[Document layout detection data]
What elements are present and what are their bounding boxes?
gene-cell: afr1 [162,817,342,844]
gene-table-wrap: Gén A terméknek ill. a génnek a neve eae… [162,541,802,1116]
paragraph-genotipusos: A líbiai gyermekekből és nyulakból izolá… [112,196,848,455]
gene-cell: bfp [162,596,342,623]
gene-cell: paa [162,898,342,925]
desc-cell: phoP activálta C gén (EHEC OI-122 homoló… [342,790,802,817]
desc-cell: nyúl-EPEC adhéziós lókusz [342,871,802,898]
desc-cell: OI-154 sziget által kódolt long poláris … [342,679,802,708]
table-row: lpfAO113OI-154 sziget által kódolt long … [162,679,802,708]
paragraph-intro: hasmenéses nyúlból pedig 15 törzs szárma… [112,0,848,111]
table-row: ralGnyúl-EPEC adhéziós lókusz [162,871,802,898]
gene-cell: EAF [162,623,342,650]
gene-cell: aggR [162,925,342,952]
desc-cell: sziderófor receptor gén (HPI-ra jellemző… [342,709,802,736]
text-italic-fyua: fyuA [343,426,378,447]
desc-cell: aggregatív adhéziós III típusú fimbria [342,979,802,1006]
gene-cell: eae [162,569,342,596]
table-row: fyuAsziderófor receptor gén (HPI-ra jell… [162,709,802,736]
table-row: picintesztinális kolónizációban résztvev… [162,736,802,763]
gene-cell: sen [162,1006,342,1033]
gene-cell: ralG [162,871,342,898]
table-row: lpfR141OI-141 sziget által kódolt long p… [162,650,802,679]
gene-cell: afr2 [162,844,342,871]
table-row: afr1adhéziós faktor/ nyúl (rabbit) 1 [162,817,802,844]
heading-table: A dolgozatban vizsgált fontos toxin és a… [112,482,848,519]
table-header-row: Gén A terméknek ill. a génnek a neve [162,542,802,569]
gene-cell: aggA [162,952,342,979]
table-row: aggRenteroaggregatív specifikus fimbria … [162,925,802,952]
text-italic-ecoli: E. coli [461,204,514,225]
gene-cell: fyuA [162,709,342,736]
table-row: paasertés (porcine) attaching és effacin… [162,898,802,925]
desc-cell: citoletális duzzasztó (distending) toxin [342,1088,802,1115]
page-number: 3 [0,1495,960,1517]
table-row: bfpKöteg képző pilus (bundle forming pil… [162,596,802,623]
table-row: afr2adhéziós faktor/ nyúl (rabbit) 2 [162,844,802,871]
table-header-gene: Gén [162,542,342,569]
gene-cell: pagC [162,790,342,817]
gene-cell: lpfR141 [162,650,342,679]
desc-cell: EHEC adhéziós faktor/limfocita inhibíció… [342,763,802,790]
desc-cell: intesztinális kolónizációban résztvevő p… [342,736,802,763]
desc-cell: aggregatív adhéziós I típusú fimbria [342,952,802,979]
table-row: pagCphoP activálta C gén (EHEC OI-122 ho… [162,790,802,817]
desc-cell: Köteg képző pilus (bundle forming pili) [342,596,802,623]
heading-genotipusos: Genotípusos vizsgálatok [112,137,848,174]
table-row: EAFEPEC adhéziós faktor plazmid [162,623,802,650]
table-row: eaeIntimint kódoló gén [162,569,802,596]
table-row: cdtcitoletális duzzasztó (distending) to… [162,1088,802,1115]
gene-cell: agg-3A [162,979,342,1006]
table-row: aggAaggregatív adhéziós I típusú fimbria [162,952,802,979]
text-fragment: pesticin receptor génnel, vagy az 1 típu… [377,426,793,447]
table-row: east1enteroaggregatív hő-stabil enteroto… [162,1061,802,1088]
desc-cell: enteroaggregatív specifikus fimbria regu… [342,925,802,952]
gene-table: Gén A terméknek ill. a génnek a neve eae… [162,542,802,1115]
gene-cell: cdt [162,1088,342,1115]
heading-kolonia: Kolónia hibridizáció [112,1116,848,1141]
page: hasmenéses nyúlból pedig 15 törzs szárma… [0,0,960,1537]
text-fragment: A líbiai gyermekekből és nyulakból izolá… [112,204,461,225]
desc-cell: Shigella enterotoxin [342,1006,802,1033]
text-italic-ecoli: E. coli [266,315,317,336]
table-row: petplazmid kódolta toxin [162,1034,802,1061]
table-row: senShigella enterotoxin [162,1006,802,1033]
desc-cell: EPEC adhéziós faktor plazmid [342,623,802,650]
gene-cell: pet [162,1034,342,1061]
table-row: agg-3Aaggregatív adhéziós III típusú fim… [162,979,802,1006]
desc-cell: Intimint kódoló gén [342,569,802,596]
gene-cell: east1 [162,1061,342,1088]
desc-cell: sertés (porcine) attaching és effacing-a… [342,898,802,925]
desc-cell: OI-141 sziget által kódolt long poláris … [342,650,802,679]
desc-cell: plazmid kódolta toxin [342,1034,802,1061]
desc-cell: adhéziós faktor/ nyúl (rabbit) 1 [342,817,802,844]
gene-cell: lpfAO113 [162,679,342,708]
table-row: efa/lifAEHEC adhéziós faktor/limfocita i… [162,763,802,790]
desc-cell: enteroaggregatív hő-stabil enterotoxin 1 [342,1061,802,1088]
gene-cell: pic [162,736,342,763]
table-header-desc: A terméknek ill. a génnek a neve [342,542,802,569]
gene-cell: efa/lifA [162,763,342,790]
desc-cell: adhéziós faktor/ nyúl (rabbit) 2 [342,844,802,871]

What the task asks — From the data, report how many lines hold "paragraph", leaving out any other words.

Answer for this exercise — 2